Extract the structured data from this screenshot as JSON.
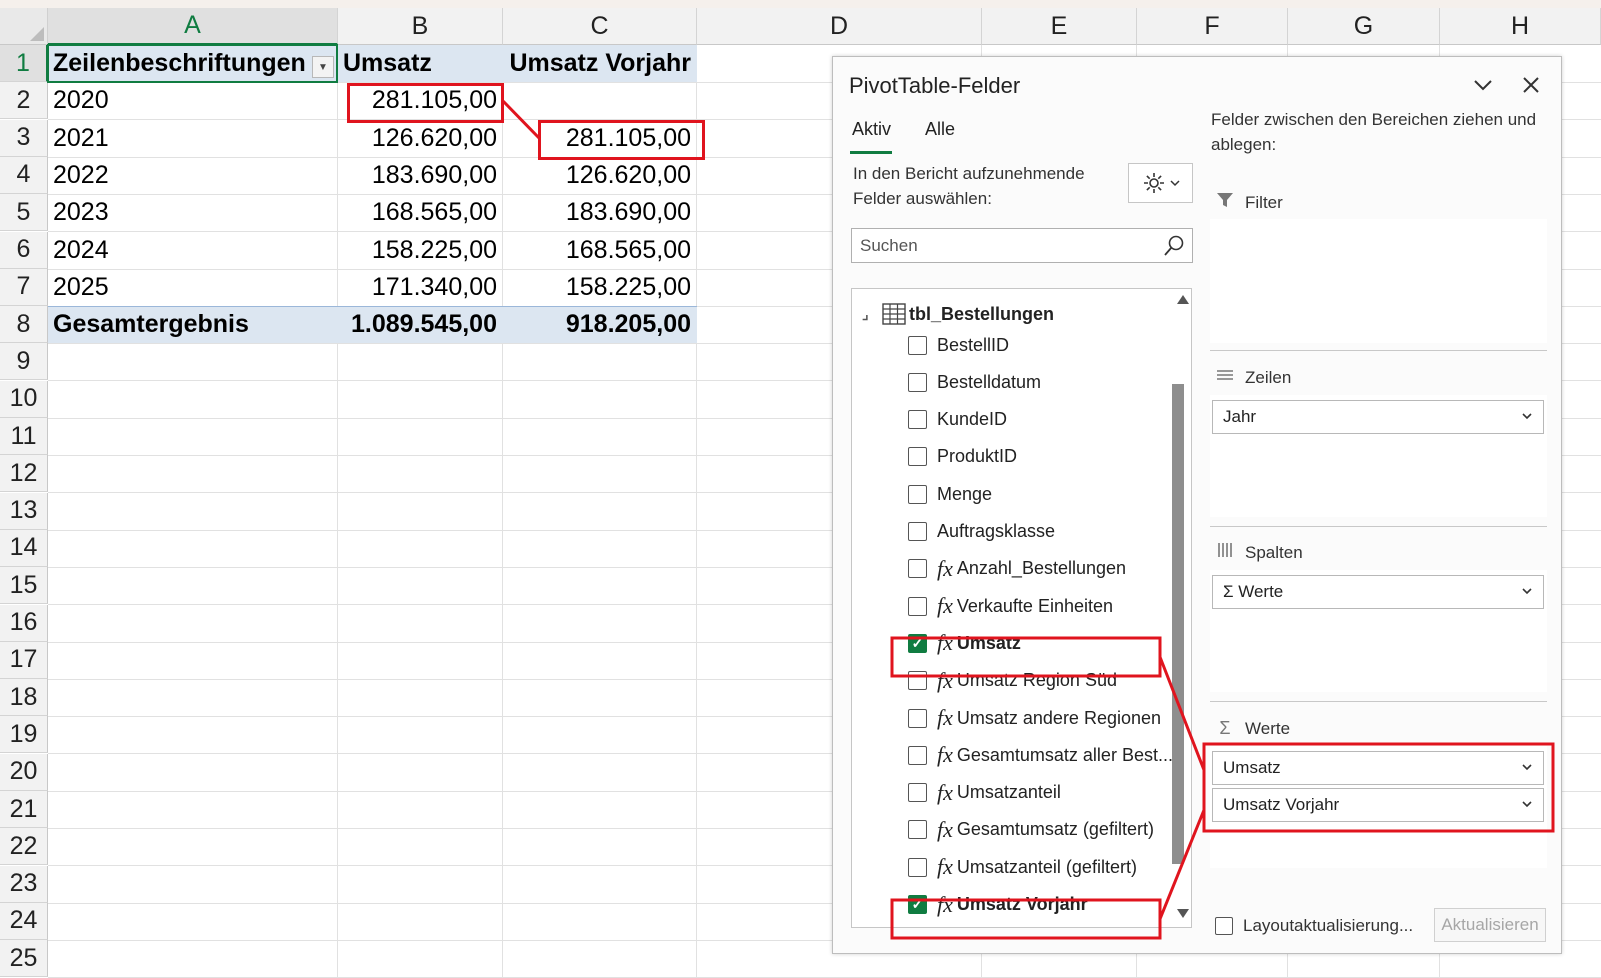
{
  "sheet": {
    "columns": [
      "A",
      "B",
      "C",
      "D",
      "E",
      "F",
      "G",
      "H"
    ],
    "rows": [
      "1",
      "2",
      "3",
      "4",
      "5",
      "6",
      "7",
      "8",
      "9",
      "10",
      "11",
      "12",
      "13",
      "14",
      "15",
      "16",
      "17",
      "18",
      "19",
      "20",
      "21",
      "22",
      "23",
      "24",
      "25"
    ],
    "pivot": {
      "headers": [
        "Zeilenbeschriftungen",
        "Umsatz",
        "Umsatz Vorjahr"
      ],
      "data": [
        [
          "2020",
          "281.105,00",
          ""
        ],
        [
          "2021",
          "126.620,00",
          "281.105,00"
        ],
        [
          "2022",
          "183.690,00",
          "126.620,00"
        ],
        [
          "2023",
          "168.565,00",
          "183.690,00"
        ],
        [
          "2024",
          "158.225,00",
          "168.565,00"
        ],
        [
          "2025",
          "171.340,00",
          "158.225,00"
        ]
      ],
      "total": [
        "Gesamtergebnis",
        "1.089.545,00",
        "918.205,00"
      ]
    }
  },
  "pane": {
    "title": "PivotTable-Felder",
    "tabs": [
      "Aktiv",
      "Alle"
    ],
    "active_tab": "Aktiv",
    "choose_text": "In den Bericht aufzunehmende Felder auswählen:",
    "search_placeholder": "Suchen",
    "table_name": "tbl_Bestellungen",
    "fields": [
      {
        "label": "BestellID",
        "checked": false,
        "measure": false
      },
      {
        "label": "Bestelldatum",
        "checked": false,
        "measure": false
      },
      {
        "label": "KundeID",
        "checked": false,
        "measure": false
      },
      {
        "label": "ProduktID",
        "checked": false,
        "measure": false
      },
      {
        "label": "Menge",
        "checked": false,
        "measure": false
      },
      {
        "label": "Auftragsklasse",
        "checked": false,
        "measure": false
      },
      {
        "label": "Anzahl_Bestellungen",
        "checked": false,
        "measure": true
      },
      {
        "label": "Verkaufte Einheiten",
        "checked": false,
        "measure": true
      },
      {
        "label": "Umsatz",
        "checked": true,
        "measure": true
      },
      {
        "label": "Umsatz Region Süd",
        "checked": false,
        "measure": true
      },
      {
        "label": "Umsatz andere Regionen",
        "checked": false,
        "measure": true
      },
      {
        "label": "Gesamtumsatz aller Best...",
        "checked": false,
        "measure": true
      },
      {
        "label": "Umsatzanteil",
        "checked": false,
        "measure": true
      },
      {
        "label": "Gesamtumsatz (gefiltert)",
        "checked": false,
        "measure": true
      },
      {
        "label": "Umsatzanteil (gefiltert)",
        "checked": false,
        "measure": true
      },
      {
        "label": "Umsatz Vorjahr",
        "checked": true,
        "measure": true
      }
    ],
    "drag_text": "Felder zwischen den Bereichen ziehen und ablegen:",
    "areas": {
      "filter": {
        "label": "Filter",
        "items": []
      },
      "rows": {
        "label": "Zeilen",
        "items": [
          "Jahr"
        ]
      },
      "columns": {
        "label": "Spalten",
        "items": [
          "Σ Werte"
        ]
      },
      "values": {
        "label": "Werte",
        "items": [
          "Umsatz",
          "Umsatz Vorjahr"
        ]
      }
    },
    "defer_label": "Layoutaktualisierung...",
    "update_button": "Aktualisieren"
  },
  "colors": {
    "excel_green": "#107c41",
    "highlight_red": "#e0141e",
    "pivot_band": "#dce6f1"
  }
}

---

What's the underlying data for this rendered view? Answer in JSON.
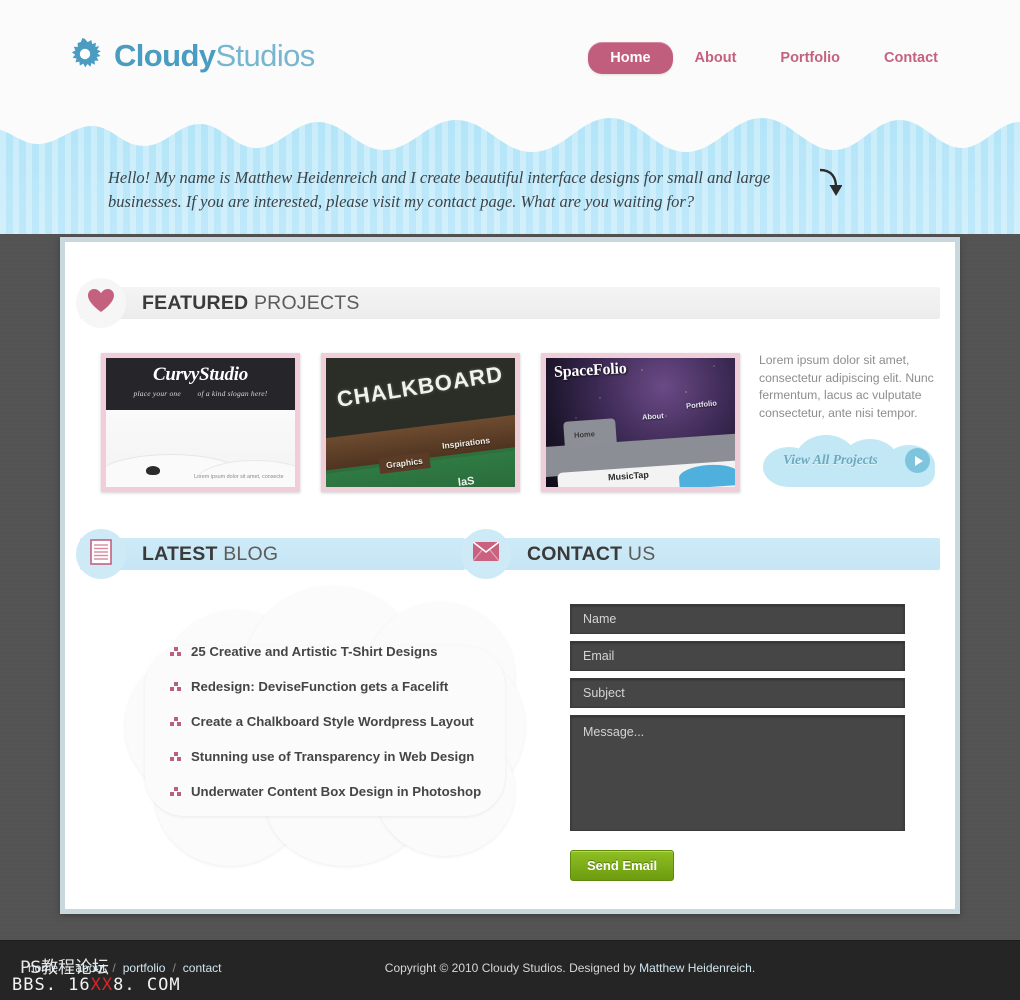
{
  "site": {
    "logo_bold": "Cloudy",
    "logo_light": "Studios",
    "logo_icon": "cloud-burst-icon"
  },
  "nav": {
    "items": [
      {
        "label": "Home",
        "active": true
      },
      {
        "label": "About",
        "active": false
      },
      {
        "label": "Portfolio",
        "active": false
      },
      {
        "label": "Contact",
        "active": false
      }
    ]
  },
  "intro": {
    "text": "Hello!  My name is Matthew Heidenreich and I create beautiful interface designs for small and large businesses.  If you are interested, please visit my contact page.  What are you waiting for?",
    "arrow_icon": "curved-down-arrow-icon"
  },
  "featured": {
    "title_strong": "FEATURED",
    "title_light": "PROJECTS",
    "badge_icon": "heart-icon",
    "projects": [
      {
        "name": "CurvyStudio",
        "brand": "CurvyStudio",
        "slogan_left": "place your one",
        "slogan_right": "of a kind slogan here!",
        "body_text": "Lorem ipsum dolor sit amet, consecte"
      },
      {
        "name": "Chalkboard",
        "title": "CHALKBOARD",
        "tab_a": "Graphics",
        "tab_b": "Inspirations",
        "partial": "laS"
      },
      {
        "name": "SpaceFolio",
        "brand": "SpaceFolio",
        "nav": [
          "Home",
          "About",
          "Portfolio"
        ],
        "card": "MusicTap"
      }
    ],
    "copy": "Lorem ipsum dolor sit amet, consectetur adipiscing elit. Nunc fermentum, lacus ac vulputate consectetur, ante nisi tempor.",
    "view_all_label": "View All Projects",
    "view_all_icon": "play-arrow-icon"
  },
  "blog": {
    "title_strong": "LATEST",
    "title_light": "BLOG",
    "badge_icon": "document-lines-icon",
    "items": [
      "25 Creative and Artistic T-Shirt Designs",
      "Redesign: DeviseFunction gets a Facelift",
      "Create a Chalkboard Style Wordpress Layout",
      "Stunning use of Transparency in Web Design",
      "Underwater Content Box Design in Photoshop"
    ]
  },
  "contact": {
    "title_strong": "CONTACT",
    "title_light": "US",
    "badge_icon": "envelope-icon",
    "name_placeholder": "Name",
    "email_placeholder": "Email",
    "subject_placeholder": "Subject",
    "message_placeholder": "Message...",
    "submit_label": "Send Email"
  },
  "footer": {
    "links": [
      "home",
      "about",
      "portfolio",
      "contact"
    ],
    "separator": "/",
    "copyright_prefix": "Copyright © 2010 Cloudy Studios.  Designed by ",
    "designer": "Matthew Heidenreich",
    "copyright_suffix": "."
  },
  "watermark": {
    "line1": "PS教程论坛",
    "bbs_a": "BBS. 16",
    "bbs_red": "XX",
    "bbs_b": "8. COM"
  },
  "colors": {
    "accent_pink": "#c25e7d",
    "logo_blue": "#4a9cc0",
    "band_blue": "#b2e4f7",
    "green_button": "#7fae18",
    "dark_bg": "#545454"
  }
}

==

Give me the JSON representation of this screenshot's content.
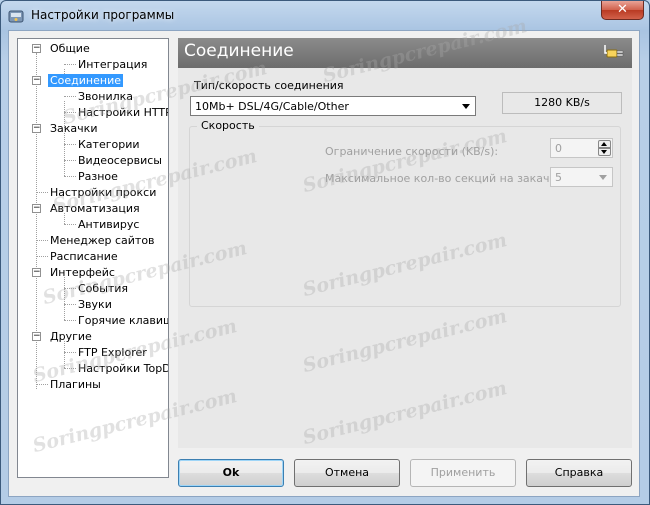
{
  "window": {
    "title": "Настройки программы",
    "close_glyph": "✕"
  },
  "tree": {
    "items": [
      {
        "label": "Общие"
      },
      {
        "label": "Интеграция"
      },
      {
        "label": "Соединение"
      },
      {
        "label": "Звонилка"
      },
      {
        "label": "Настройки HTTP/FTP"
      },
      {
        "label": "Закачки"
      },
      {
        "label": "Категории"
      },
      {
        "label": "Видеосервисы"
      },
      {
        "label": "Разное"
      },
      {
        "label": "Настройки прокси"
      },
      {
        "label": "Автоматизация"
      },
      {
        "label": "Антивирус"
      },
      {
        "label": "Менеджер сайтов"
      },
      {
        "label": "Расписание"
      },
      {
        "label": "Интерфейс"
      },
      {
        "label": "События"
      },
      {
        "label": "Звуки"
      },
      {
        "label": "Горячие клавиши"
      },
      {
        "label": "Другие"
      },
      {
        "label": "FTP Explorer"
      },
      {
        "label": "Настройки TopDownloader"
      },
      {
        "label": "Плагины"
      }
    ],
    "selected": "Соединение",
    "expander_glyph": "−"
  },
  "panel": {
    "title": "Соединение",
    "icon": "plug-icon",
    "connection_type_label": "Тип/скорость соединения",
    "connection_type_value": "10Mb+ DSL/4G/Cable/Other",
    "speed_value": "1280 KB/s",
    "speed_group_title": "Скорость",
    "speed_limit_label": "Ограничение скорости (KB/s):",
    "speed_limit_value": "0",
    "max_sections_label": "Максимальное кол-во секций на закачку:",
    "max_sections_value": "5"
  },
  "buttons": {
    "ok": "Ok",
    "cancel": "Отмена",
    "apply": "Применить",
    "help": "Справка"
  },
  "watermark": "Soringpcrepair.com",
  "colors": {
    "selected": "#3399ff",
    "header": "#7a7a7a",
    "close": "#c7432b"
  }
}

*Instructions to follow*
Only the number is wanted: how many lines above include the word "Настройки"?

*Problem solution*
4